Can you transcribe every record below exactly as it appears?
## begin INPUT FOR THIS TASK
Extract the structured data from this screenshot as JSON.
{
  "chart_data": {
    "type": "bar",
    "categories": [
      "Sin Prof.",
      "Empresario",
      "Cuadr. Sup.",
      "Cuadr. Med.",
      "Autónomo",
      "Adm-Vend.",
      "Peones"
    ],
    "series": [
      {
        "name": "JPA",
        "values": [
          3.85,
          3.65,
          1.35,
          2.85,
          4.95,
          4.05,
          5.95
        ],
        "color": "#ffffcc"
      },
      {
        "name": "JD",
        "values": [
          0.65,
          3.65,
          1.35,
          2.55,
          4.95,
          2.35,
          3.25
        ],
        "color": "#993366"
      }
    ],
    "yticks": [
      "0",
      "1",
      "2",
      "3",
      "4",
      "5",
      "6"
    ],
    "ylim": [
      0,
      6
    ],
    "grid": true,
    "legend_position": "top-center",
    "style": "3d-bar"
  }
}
## end INPUT FOR THIS TASK
TASK RESPONSE:
Extract the structured data from this screenshot as JSON.
{
  "chart_data": {
    "type": "bar",
    "categories": [
      "Sin Prof.",
      "Empresario",
      "Cuadr. Sup.",
      "Cuadr. Med.",
      "Autónomo",
      "Adm-Vend.",
      "Peones"
    ],
    "series": [
      {
        "name": "JPA",
        "values": [
          3.85,
          3.65,
          1.35,
          2.85,
          4.95,
          4.05,
          5.95
        ],
        "color": "#ffffcc"
      },
      {
        "name": "JD",
        "values": [
          0.65,
          3.65,
          1.35,
          2.55,
          4.95,
          2.35,
          3.25
        ],
        "color": "#993366"
      }
    ],
    "yticks": [
      "0",
      "1",
      "2",
      "3",
      "4",
      "5",
      "6"
    ],
    "ylim": [
      0,
      6
    ],
    "grid": true,
    "legend_position": "top-center",
    "style": "3d-bar"
  }
}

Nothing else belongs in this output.